▸ Entries from a visual dataset
──────────

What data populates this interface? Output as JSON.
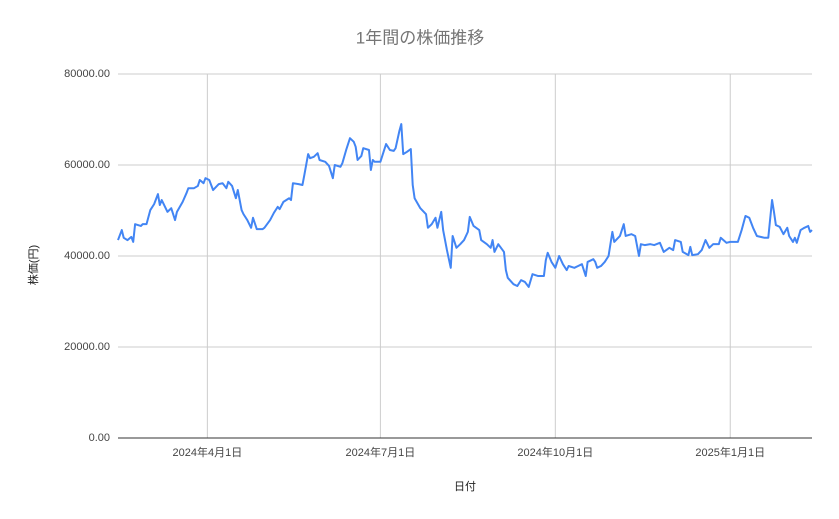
{
  "chart_data": {
    "type": "line",
    "title": "1年間の株価推移",
    "x_label": "日付",
    "y_label": "株価(円)",
    "x": [
      "2024-02-14",
      "2024-02-16",
      "2024-02-17",
      "2024-02-19",
      "2024-02-21",
      "2024-02-22",
      "2024-02-23",
      "2024-02-26",
      "2024-02-27",
      "2024-02-29",
      "2024-03-02",
      "2024-03-04",
      "2024-03-06",
      "2024-03-07",
      "2024-03-08",
      "2024-03-11",
      "2024-03-13",
      "2024-03-15",
      "2024-03-16",
      "2024-03-19",
      "2024-03-21",
      "2024-03-22",
      "2024-03-25",
      "2024-03-27",
      "2024-03-28",
      "2024-03-30",
      "2024-03-31",
      "2024-04-02",
      "2024-04-04",
      "2024-04-07",
      "2024-04-09",
      "2024-04-11",
      "2024-04-12",
      "2024-04-14",
      "2024-04-16",
      "2024-04-17",
      "2024-04-19",
      "2024-04-20",
      "2024-04-22",
      "2024-04-24",
      "2024-04-25",
      "2024-04-27",
      "2024-04-30",
      "2024-05-01",
      "2024-05-04",
      "2024-05-06",
      "2024-05-08",
      "2024-05-09",
      "2024-05-11",
      "2024-05-14",
      "2024-05-15",
      "2024-05-16",
      "2024-05-19",
      "2024-05-21",
      "2024-05-22",
      "2024-05-24",
      "2024-05-25",
      "2024-05-27",
      "2024-05-29",
      "2024-05-30",
      "2024-06-02",
      "2024-06-04",
      "2024-06-06",
      "2024-06-07",
      "2024-06-10",
      "2024-06-11",
      "2024-06-13",
      "2024-06-15",
      "2024-06-17",
      "2024-06-18",
      "2024-06-19",
      "2024-06-21",
      "2024-06-22",
      "2024-06-25",
      "2024-06-26",
      "2024-06-27",
      "2024-06-28",
      "2024-07-01",
      "2024-07-03",
      "2024-07-04",
      "2024-07-06",
      "2024-07-08",
      "2024-07-09",
      "2024-07-11",
      "2024-07-12",
      "2024-07-13",
      "2024-07-15",
      "2024-07-17",
      "2024-07-18",
      "2024-07-19",
      "2024-07-22",
      "2024-07-25",
      "2024-07-26",
      "2024-07-28",
      "2024-07-30",
      "2024-07-31",
      "2024-08-02",
      "2024-08-03",
      "2024-08-05",
      "2024-08-07",
      "2024-08-08",
      "2024-08-10",
      "2024-08-12",
      "2024-08-14",
      "2024-08-16",
      "2024-08-17",
      "2024-08-19",
      "2024-08-22",
      "2024-08-23",
      "2024-08-26",
      "2024-08-28",
      "2024-08-29",
      "2024-08-30",
      "2024-09-01",
      "2024-09-04",
      "2024-09-05",
      "2024-09-06",
      "2024-09-09",
      "2024-09-11",
      "2024-09-13",
      "2024-09-15",
      "2024-09-17",
      "2024-09-19",
      "2024-09-22",
      "2024-09-25",
      "2024-09-26",
      "2024-09-27",
      "2024-09-29",
      "2024-10-01",
      "2024-10-03",
      "2024-10-05",
      "2024-10-07",
      "2024-10-08",
      "2024-10-11",
      "2024-10-13",
      "2024-10-15",
      "2024-10-17",
      "2024-10-18",
      "2024-10-21",
      "2024-10-22",
      "2024-10-23",
      "2024-10-25",
      "2024-10-27",
      "2024-10-29",
      "2024-10-31",
      "2024-11-01",
      "2024-11-04",
      "2024-11-06",
      "2024-11-07",
      "2024-11-10",
      "2024-11-12",
      "2024-11-14",
      "2024-11-15",
      "2024-11-17",
      "2024-11-20",
      "2024-11-22",
      "2024-11-25",
      "2024-11-27",
      "2024-11-30",
      "2024-12-02",
      "2024-12-03",
      "2024-12-06",
      "2024-12-07",
      "2024-12-10",
      "2024-12-11",
      "2024-12-12",
      "2024-12-15",
      "2024-12-17",
      "2024-12-19",
      "2024-12-21",
      "2024-12-23",
      "2024-12-26",
      "2024-12-27",
      "2024-12-30",
      "2025-01-01",
      "2025-01-05",
      "2025-01-07",
      "2025-01-09",
      "2025-01-11",
      "2025-01-13",
      "2025-01-15",
      "2025-01-19",
      "2025-01-21",
      "2025-01-23",
      "2025-01-24",
      "2025-01-25",
      "2025-01-27",
      "2025-01-29",
      "2025-01-31",
      "2025-02-01",
      "2025-02-03",
      "2025-02-04",
      "2025-02-05",
      "2025-02-07",
      "2025-02-09",
      "2025-02-11",
      "2025-02-12",
      "2025-02-13"
    ],
    "values": [
      43500,
      45700,
      44000,
      43500,
      44200,
      43100,
      47000,
      46600,
      47000,
      47000,
      50100,
      51400,
      53600,
      51200,
      52300,
      49700,
      50500,
      47900,
      49700,
      51900,
      53800,
      54900,
      54900,
      55400,
      56700,
      56000,
      57100,
      56700,
      54500,
      55800,
      56000,
      54900,
      56300,
      55400,
      52700,
      54500,
      50100,
      49200,
      47900,
      46200,
      48400,
      45900,
      45900,
      46200,
      47900,
      49500,
      50800,
      50300,
      51900,
      52700,
      52300,
      56000,
      55800,
      55600,
      57800,
      62400,
      61500,
      61800,
      62600,
      61100,
      60700,
      59800,
      57100,
      60000,
      59600,
      60400,
      63300,
      65900,
      65100,
      64000,
      61100,
      62000,
      63700,
      63300,
      58900,
      61100,
      60700,
      60700,
      63300,
      64600,
      63300,
      63100,
      63700,
      67500,
      69000,
      62400,
      62900,
      63500,
      55600,
      52700,
      50500,
      49200,
      46200,
      47000,
      48400,
      46200,
      49700,
      45700,
      41300,
      37400,
      44400,
      41800,
      42600,
      43500,
      45300,
      48600,
      46600,
      45700,
      43500,
      42600,
      41800,
      43500,
      40900,
      42600,
      40900,
      36900,
      35200,
      33800,
      33400,
      34700,
      34300,
      33200,
      36000,
      35600,
      35600,
      39100,
      40700,
      38700,
      37400,
      40000,
      38200,
      36900,
      37800,
      37400,
      37800,
      38200,
      35600,
      38700,
      39300,
      38700,
      37400,
      37800,
      38700,
      40000,
      45300,
      43100,
      44400,
      47000,
      44400,
      44800,
      44400,
      40000,
      42600,
      42400,
      42600,
      42400,
      42900,
      40900,
      41800,
      41300,
      43500,
      43100,
      40900,
      40200,
      42000,
      40200,
      40400,
      41300,
      43500,
      41800,
      42600,
      42600,
      44000,
      42900,
      43100,
      43100,
      45700,
      48800,
      48400,
      46200,
      44400,
      44000,
      44000,
      52300,
      49700,
      46800,
      46400,
      44800,
      46200,
      44400,
      43100,
      44000,
      42900,
      45700,
      46200,
      46600,
      45300,
      45700
    ],
    "color": "#4285f4",
    "xlim": [
      "2024-02-14",
      "2025-02-13"
    ],
    "xticks": [
      {
        "value": "2024-04-01",
        "label": "2024年4月1日"
      },
      {
        "value": "2024-07-01",
        "label": "2024年7月1日"
      },
      {
        "value": "2024-10-01",
        "label": "2024年10月1日"
      },
      {
        "value": "2025-01-01",
        "label": "2025年1月1日"
      }
    ],
    "ylim": [
      0,
      80000
    ],
    "yticks": [
      {
        "value": 0,
        "label": "0.00"
      },
      {
        "value": 20000,
        "label": "20000.00"
      },
      {
        "value": 40000,
        "label": "40000.00"
      },
      {
        "value": 60000,
        "label": "60000.00"
      },
      {
        "value": 80000,
        "label": "80000.00"
      }
    ],
    "grid": true
  }
}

──────────

▸ Task objective
Copy the listing in full and without alteration, omitting every picture.

▸ Correct response
What data populates this interface? Output as JSON.
{
  "chart_data": {
    "type": "line",
    "title": "1年間の株価推移",
    "x_label": "日付",
    "y_label": "株価(円)",
    "x": [
      "2024-02-14",
      "2024-02-16",
      "2024-02-17",
      "2024-02-19",
      "2024-02-21",
      "2024-02-22",
      "2024-02-23",
      "2024-02-26",
      "2024-02-27",
      "2024-02-29",
      "2024-03-02",
      "2024-03-04",
      "2024-03-06",
      "2024-03-07",
      "2024-03-08",
      "2024-03-11",
      "2024-03-13",
      "2024-03-15",
      "2024-03-16",
      "2024-03-19",
      "2024-03-21",
      "2024-03-22",
      "2024-03-25",
      "2024-03-27",
      "2024-03-28",
      "2024-03-30",
      "2024-03-31",
      "2024-04-02",
      "2024-04-04",
      "2024-04-07",
      "2024-04-09",
      "2024-04-11",
      "2024-04-12",
      "2024-04-14",
      "2024-04-16",
      "2024-04-17",
      "2024-04-19",
      "2024-04-20",
      "2024-04-22",
      "2024-04-24",
      "2024-04-25",
      "2024-04-27",
      "2024-04-30",
      "2024-05-01",
      "2024-05-04",
      "2024-05-06",
      "2024-05-08",
      "2024-05-09",
      "2024-05-11",
      "2024-05-14",
      "2024-05-15",
      "2024-05-16",
      "2024-05-19",
      "2024-05-21",
      "2024-05-22",
      "2024-05-24",
      "2024-05-25",
      "2024-05-27",
      "2024-05-29",
      "2024-05-30",
      "2024-06-02",
      "2024-06-04",
      "2024-06-06",
      "2024-06-07",
      "2024-06-10",
      "2024-06-11",
      "2024-06-13",
      "2024-06-15",
      "2024-06-17",
      "2024-06-18",
      "2024-06-19",
      "2024-06-21",
      "2024-06-22",
      "2024-06-25",
      "2024-06-26",
      "2024-06-27",
      "2024-06-28",
      "2024-07-01",
      "2024-07-03",
      "2024-07-04",
      "2024-07-06",
      "2024-07-08",
      "2024-07-09",
      "2024-07-11",
      "2024-07-12",
      "2024-07-13",
      "2024-07-15",
      "2024-07-17",
      "2024-07-18",
      "2024-07-19",
      "2024-07-22",
      "2024-07-25",
      "2024-07-26",
      "2024-07-28",
      "2024-07-30",
      "2024-07-31",
      "2024-08-02",
      "2024-08-03",
      "2024-08-05",
      "2024-08-07",
      "2024-08-08",
      "2024-08-10",
      "2024-08-12",
      "2024-08-14",
      "2024-08-16",
      "2024-08-17",
      "2024-08-19",
      "2024-08-22",
      "2024-08-23",
      "2024-08-26",
      "2024-08-28",
      "2024-08-29",
      "2024-08-30",
      "2024-09-01",
      "2024-09-04",
      "2024-09-05",
      "2024-09-06",
      "2024-09-09",
      "2024-09-11",
      "2024-09-13",
      "2024-09-15",
      "2024-09-17",
      "2024-09-19",
      "2024-09-22",
      "2024-09-25",
      "2024-09-26",
      "2024-09-27",
      "2024-09-29",
      "2024-10-01",
      "2024-10-03",
      "2024-10-05",
      "2024-10-07",
      "2024-10-08",
      "2024-10-11",
      "2024-10-13",
      "2024-10-15",
      "2024-10-17",
      "2024-10-18",
      "2024-10-21",
      "2024-10-22",
      "2024-10-23",
      "2024-10-25",
      "2024-10-27",
      "2024-10-29",
      "2024-10-31",
      "2024-11-01",
      "2024-11-04",
      "2024-11-06",
      "2024-11-07",
      "2024-11-10",
      "2024-11-12",
      "2024-11-14",
      "2024-11-15",
      "2024-11-17",
      "2024-11-20",
      "2024-11-22",
      "2024-11-25",
      "2024-11-27",
      "2024-11-30",
      "2024-12-02",
      "2024-12-03",
      "2024-12-06",
      "2024-12-07",
      "2024-12-10",
      "2024-12-11",
      "2024-12-12",
      "2024-12-15",
      "2024-12-17",
      "2024-12-19",
      "2024-12-21",
      "2024-12-23",
      "2024-12-26",
      "2024-12-27",
      "2024-12-30",
      "2025-01-01",
      "2025-01-05",
      "2025-01-07",
      "2025-01-09",
      "2025-01-11",
      "2025-01-13",
      "2025-01-15",
      "2025-01-19",
      "2025-01-21",
      "2025-01-23",
      "2025-01-24",
      "2025-01-25",
      "2025-01-27",
      "2025-01-29",
      "2025-01-31",
      "2025-02-01",
      "2025-02-03",
      "2025-02-04",
      "2025-02-05",
      "2025-02-07",
      "2025-02-09",
      "2025-02-11",
      "2025-02-12",
      "2025-02-13"
    ],
    "values": [
      43500,
      45700,
      44000,
      43500,
      44200,
      43100,
      47000,
      46600,
      47000,
      47000,
      50100,
      51400,
      53600,
      51200,
      52300,
      49700,
      50500,
      47900,
      49700,
      51900,
      53800,
      54900,
      54900,
      55400,
      56700,
      56000,
      57100,
      56700,
      54500,
      55800,
      56000,
      54900,
      56300,
      55400,
      52700,
      54500,
      50100,
      49200,
      47900,
      46200,
      48400,
      45900,
      45900,
      46200,
      47900,
      49500,
      50800,
      50300,
      51900,
      52700,
      52300,
      56000,
      55800,
      55600,
      57800,
      62400,
      61500,
      61800,
      62600,
      61100,
      60700,
      59800,
      57100,
      60000,
      59600,
      60400,
      63300,
      65900,
      65100,
      64000,
      61100,
      62000,
      63700,
      63300,
      58900,
      61100,
      60700,
      60700,
      63300,
      64600,
      63300,
      63100,
      63700,
      67500,
      69000,
      62400,
      62900,
      63500,
      55600,
      52700,
      50500,
      49200,
      46200,
      47000,
      48400,
      46200,
      49700,
      45700,
      41300,
      37400,
      44400,
      41800,
      42600,
      43500,
      45300,
      48600,
      46600,
      45700,
      43500,
      42600,
      41800,
      43500,
      40900,
      42600,
      40900,
      36900,
      35200,
      33800,
      33400,
      34700,
      34300,
      33200,
      36000,
      35600,
      35600,
      39100,
      40700,
      38700,
      37400,
      40000,
      38200,
      36900,
      37800,
      37400,
      37800,
      38200,
      35600,
      38700,
      39300,
      38700,
      37400,
      37800,
      38700,
      40000,
      45300,
      43100,
      44400,
      47000,
      44400,
      44800,
      44400,
      40000,
      42600,
      42400,
      42600,
      42400,
      42900,
      40900,
      41800,
      41300,
      43500,
      43100,
      40900,
      40200,
      42000,
      40200,
      40400,
      41300,
      43500,
      41800,
      42600,
      42600,
      44000,
      42900,
      43100,
      43100,
      45700,
      48800,
      48400,
      46200,
      44400,
      44000,
      44000,
      52300,
      49700,
      46800,
      46400,
      44800,
      46200,
      44400,
      43100,
      44000,
      42900,
      45700,
      46200,
      46600,
      45300,
      45700
    ],
    "color": "#4285f4",
    "xlim": [
      "2024-02-14",
      "2025-02-13"
    ],
    "xticks": [
      {
        "value": "2024-04-01",
        "label": "2024年4月1日"
      },
      {
        "value": "2024-07-01",
        "label": "2024年7月1日"
      },
      {
        "value": "2024-10-01",
        "label": "2024年10月1日"
      },
      {
        "value": "2025-01-01",
        "label": "2025年1月1日"
      }
    ],
    "ylim": [
      0,
      80000
    ],
    "yticks": [
      {
        "value": 0,
        "label": "0.00"
      },
      {
        "value": 20000,
        "label": "20000.00"
      },
      {
        "value": 40000,
        "label": "40000.00"
      },
      {
        "value": 60000,
        "label": "60000.00"
      },
      {
        "value": 80000,
        "label": "80000.00"
      }
    ],
    "grid": true
  }
}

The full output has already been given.